Transcribe each line exactly.

[Collected data]
** BEGIN **
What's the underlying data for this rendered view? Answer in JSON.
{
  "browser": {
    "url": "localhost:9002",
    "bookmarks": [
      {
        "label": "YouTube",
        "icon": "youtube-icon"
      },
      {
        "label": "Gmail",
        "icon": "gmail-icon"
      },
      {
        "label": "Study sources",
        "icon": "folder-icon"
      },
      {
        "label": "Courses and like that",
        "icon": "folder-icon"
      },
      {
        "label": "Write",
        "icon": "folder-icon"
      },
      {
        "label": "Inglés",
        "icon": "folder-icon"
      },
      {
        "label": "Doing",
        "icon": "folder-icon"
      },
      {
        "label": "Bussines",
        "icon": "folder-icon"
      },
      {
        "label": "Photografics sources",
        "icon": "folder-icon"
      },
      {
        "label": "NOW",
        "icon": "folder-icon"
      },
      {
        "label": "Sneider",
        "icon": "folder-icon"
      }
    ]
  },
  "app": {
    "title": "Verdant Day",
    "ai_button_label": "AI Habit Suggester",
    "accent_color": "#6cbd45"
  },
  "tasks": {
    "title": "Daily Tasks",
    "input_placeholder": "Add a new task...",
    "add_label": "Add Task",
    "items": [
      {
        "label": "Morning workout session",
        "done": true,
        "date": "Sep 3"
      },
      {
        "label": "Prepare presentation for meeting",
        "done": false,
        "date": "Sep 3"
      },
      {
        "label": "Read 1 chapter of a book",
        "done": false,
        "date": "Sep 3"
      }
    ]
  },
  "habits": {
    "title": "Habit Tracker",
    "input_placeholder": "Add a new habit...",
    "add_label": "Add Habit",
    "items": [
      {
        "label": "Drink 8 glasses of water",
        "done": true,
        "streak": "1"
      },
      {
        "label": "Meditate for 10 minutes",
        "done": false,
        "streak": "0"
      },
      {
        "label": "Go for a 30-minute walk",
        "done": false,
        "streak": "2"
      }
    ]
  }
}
** END **
- [ANSWER TO THIS PROBLEM]
What's the underlying data for this rendered view? Answer in JSON.
{
  "browser": {
    "url": "localhost:9002",
    "bookmarks": [
      {
        "label": "YouTube",
        "icon": "youtube-icon"
      },
      {
        "label": "Gmail",
        "icon": "gmail-icon"
      },
      {
        "label": "Study sources",
        "icon": "folder-icon"
      },
      {
        "label": "Courses and like that",
        "icon": "folder-icon"
      },
      {
        "label": "Write",
        "icon": "folder-icon"
      },
      {
        "label": "Inglés",
        "icon": "folder-icon"
      },
      {
        "label": "Doing",
        "icon": "folder-icon"
      },
      {
        "label": "Bussines",
        "icon": "folder-icon"
      },
      {
        "label": "Photografics sources",
        "icon": "folder-icon"
      },
      {
        "label": "NOW",
        "icon": "folder-icon"
      },
      {
        "label": "Sneider",
        "icon": "folder-icon"
      }
    ]
  },
  "app": {
    "title": "Verdant Day",
    "ai_button_label": "AI Habit Suggester",
    "accent_color": "#6cbd45"
  },
  "tasks": {
    "title": "Daily Tasks",
    "input_placeholder": "Add a new task...",
    "add_label": "Add Task",
    "items": [
      {
        "label": "Morning workout session",
        "done": true,
        "date": "Sep 3"
      },
      {
        "label": "Prepare presentation for meeting",
        "done": false,
        "date": "Sep 3"
      },
      {
        "label": "Read 1 chapter of a book",
        "done": false,
        "date": "Sep 3"
      }
    ]
  },
  "habits": {
    "title": "Habit Tracker",
    "input_placeholder": "Add a new habit...",
    "add_label": "Add Habit",
    "items": [
      {
        "label": "Drink 8 glasses of water",
        "done": true,
        "streak": "1"
      },
      {
        "label": "Meditate for 10 minutes",
        "done": false,
        "streak": "0"
      },
      {
        "label": "Go for a 30-minute walk",
        "done": false,
        "streak": "2"
      }
    ]
  }
}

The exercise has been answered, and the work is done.